EXERCISE BRIEF
You are to retype all of the data exactly as it appears.

──────── TASK INPUT

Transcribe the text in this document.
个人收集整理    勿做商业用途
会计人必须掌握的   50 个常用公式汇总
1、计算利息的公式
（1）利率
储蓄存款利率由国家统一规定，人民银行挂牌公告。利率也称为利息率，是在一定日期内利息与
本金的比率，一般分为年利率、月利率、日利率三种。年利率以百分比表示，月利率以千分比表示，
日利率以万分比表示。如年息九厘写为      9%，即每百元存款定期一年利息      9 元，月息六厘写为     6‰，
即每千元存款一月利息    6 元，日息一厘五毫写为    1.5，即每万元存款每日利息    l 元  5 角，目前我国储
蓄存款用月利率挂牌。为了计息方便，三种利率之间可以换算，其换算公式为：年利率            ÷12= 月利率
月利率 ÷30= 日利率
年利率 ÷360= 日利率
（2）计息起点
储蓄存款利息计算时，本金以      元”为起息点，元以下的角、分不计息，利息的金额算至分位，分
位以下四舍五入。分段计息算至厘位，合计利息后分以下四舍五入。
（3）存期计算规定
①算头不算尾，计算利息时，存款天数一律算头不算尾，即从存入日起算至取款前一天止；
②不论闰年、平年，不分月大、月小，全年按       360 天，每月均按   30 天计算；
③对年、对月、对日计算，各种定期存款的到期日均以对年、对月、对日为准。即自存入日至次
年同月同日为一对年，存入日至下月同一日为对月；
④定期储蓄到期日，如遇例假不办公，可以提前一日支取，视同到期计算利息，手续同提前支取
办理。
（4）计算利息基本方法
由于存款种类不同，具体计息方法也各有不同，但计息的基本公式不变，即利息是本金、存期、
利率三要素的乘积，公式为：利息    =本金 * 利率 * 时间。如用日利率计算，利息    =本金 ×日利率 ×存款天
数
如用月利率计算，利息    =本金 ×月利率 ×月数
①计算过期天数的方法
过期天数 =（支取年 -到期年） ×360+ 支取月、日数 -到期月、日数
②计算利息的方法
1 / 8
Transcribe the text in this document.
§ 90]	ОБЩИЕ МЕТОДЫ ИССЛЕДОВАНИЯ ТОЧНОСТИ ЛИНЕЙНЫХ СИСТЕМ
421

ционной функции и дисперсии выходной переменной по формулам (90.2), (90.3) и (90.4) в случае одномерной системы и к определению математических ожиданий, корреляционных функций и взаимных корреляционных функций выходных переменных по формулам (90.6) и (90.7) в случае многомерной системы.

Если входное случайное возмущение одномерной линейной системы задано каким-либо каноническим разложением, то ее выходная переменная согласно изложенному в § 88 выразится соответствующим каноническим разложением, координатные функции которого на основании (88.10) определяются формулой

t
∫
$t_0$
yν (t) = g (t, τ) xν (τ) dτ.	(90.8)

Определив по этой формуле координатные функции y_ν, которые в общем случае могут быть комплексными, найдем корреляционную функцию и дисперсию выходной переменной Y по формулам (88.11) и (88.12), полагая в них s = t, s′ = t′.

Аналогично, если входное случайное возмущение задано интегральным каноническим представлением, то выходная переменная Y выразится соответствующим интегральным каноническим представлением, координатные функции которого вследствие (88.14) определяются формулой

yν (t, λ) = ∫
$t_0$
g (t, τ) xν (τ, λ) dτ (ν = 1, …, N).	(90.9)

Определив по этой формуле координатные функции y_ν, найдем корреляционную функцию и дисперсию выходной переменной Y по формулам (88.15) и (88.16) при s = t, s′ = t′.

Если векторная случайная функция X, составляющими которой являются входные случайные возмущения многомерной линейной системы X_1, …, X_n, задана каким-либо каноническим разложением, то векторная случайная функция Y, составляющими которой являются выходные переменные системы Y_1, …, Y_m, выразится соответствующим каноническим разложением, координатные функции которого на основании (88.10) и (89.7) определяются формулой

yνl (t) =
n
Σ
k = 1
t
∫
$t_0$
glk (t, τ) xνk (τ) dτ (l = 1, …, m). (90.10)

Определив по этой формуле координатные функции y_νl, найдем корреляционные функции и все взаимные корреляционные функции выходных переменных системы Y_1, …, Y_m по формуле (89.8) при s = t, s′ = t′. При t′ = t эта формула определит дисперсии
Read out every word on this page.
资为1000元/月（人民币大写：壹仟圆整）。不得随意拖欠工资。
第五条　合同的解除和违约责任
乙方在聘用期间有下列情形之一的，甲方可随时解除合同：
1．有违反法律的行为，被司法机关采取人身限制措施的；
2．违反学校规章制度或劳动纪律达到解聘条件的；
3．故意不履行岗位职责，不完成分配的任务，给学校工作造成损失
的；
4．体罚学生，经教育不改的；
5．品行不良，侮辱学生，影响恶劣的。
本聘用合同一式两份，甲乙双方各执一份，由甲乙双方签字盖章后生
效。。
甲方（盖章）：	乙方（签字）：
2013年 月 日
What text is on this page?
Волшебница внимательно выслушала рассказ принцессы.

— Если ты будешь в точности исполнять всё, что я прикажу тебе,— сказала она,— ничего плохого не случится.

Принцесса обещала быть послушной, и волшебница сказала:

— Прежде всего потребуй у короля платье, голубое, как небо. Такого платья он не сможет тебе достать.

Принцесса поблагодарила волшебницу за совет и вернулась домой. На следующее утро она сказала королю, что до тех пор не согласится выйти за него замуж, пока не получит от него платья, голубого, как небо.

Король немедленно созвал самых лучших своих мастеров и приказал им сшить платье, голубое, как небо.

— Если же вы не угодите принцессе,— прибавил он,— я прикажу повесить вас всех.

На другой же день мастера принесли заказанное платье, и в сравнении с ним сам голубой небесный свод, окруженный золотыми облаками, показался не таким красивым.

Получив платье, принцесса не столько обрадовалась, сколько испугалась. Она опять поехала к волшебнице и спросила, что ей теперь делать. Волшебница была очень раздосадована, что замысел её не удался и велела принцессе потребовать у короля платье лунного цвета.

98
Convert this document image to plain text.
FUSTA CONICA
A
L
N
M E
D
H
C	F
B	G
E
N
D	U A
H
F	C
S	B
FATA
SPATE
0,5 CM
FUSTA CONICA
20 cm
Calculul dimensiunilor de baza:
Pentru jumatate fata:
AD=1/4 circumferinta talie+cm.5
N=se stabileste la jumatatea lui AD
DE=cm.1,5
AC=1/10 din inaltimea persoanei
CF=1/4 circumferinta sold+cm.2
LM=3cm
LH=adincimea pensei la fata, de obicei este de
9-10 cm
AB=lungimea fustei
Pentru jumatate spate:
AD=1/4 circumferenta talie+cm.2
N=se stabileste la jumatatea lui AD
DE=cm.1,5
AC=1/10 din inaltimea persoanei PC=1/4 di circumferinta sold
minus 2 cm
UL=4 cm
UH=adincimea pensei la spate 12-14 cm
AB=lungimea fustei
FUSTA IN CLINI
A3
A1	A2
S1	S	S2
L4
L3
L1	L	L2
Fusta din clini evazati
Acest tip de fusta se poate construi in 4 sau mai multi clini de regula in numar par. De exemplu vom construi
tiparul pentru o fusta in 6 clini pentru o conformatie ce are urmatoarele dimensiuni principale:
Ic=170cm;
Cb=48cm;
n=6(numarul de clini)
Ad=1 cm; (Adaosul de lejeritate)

────────────────

SOLUTION FOR THIS TASK
Transcribe the text in this document.
个人收集整理    勿做商业用途
会计人必须掌握的   50 个常用公式汇总
1、计算利息的公式
（1）利率
储蓄存款利率由国家统一规定，人民银行挂牌公告。利率也称为利息率，是在一定日期内利息与
本金的比率，一般分为年利率、月利率、日利率三种。年利率以百分比表示，月利率以千分比表示，
日利率以万分比表示。如年息九厘写为      9%，即每百元存款定期一年利息      9 元，月息六厘写为     6‰，
即每千元存款一月利息    6 元，日息一厘五毫写为    1.5，即每万元存款每日利息    l 元  5 角，目前我国储
蓄存款用月利率挂牌。为了计息方便，三种利率之间可以换算，其换算公式为：年利率            ÷12= 月利率
月利率 ÷30= 日利率
年利率 ÷360= 日利率
（2）计息起点
储蓄存款利息计算时，本金以      元”为起息点，元以下的角、分不计息，利息的金额算至分位，分
位以下四舍五入。分段计息算至厘位，合计利息后分以下四舍五入。
（3）存期计算规定
①算头不算尾，计算利息时，存款天数一律算头不算尾，即从存入日起算至取款前一天止；
②不论闰年、平年，不分月大、月小，全年按       360 天，每月均按   30 天计算；
③对年、对月、对日计算，各种定期存款的到期日均以对年、对月、对日为准。即自存入日至次
年同月同日为一对年，存入日至下月同一日为对月；
④定期储蓄到期日，如遇例假不办公，可以提前一日支取，视同到期计算利息，手续同提前支取
办理。
（4）计算利息基本方法
由于存款种类不同，具体计息方法也各有不同，但计息的基本公式不变，即利息是本金、存期、
利率三要素的乘积，公式为：利息    =本金 * 利率 * 时间。如用日利率计算，利息    =本金 ×日利率 ×存款天
数
如用月利率计算，利息    =本金 ×月利率 ×月数
①计算过期天数的方法
过期天数 =（支取年 -到期年） ×360+ 支取月、日数 -到期月、日数
②计算利息的方法
1 / 8
Transcribe the text in this document.
§ 90]	ОБЩИЕ МЕТОДЫ ИССЛЕДОВАНИЯ ТОЧНОСТИ ЛИНЕЙНЫХ СИСТЕМ
421

ционной функции и дисперсии выходной переменной по формулам (90.2), (90.3) и (90.4) в случае одномерной системы и к определению математических ожиданий, корреляционных функций и взаимных корреляционных функций выходных переменных по формулам (90.6) и (90.7) в случае многомерной системы.

Если входное случайное возмущение одномерной линейной системы задано каким-либо каноническим разложением, то ее выходная переменная согласно изложенному в § 88 выразится соответствующим каноническим разложением, координатные функции которого на основании (88.10) определяются формулой

t
∫
$t_0$
yν (t) = g (t, τ) xν (τ) dτ.	(90.8)

Определив по этой формуле координатные функции y_ν, которые в общем случае могут быть комплексными, найдем корреляционную функцию и дисперсию выходной переменной Y по формулам (88.11) и (88.12), полагая в них s = t, s′ = t′.

Аналогично, если входное случайное возмущение задано интегральным каноническим представлением, то выходная переменная Y выразится соответствующим интегральным каноническим представлением, координатные функции которого вследствие (88.14) определяются формулой

yν (t, λ) = ∫
$t_0$
g (t, τ) xν (τ, λ) dτ (ν = 1, …, N).	(90.9)

Определив по этой формуле координатные функции y_ν, найдем корреляционную функцию и дисперсию выходной переменной Y по формулам (88.15) и (88.16) при s = t, s′ = t′.

Если векторная случайная функция X, составляющими которой являются входные случайные возмущения многомерной линейной системы X_1, …, X_n, задана каким-либо каноническим разложением, то векторная случайная функция Y, составляющими которой являются выходные переменные системы Y_1, …, Y_m, выразится соответствующим каноническим разложением, координатные функции которого на основании (88.10) и (89.7) определяются формулой

yνl (t) =
n
Σ
k = 1
t
∫
$t_0$
glk (t, τ) xνk (τ) dτ (l = 1, …, m). (90.10)

Определив по этой формуле координатные функции y_νl, найдем корреляционные функции и все взаимные корреляционные функции выходных переменных системы Y_1, …, Y_m по формуле (89.8) при s = t, s′ = t′. При t′ = t эта формула определит дисперсии
Read out every word on this page.
资为1000元/月（人民币大写：壹仟圆整）。不得随意拖欠工资。
第五条　合同的解除和违约责任
乙方在聘用期间有下列情形之一的，甲方可随时解除合同：
1．有违反法律的行为，被司法机关采取人身限制措施的；
2．违反学校规章制度或劳动纪律达到解聘条件的；
3．故意不履行岗位职责，不完成分配的任务，给学校工作造成损失
的；
4．体罚学生，经教育不改的；
5．品行不良，侮辱学生，影响恶劣的。
本聘用合同一式两份，甲乙双方各执一份，由甲乙双方签字盖章后生
效。。
甲方（盖章）：	乙方（签字）：
2013年 月 日
What text is on this page?
Волшебница внимательно выслушала рассказ принцессы.

— Если ты будешь в точности исполнять всё, что я прикажу тебе,— сказала она,— ничего плохого не случится.

Принцесса обещала быть послушной, и волшебница сказала:

— Прежде всего потребуй у короля платье, голубое, как небо. Такого платья он не сможет тебе достать.

Принцесса поблагодарила волшебницу за совет и вернулась домой. На следующее утро она сказала королю, что до тех пор не согласится выйти за него замуж, пока не получит от него платья, голубого, как небо.

Король немедленно созвал самых лучших своих мастеров и приказал им сшить платье, голубое, как небо.

— Если же вы не угодите принцессе,— прибавил он,— я прикажу повесить вас всех.

На другой же день мастера принесли заказанное платье, и в сравнении с ним сам голубой небесный свод, окруженный золотыми облаками, показался не таким красивым.

Получив платье, принцесса не столько обрадовалась, сколько испугалась. Она опять поехала к волшебнице и спросила, что ей теперь делать. Волшебница была очень раздосадована, что замысел её не удался и велела принцессе потребовать у короля платье лунного цвета.

98
Convert this document image to plain text.
FUSTA CONICA
A
L
N
M E
D
H
C	F
B	G
E
N
D	U A
H
F	C
S	B
FATA
SPATE
0,5 CM
FUSTA CONICA
20 cm
Calculul dimensiunilor de baza:
Pentru jumatate fata:
AD=1/4 circumferinta talie+cm.5
N=se stabileste la jumatatea lui AD
DE=cm.1,5
AC=1/10 din inaltimea persoanei
CF=1/4 circumferinta sold+cm.2
LM=3cm
LH=adincimea pensei la fata, de obicei este de
9-10 cm
AB=lungimea fustei
Pentru jumatate spate:
AD=1/4 circumferenta talie+cm.2
N=se stabileste la jumatatea lui AD
DE=cm.1,5
AC=1/10 din inaltimea persoanei PC=1/4 di circumferinta sold
minus 2 cm
UL=4 cm
UH=adincimea pensei la spate 12-14 cm
AB=lungimea fustei
FUSTA IN CLINI
A3
A1	A2
S1	S	S2
L4
L3
L1	L	L2
Fusta din clini evazati
Acest tip de fusta se poate construi in 4 sau mai multi clini de regula in numar par. De exemplu vom construi
tiparul pentru o fusta in 6 clini pentru o conformatie ce are urmatoarele dimensiuni principale:
Ic=170cm;
Cb=48cm;
n=6(numarul de clini)
Ad=1 cm; (Adaosul de lejeritate)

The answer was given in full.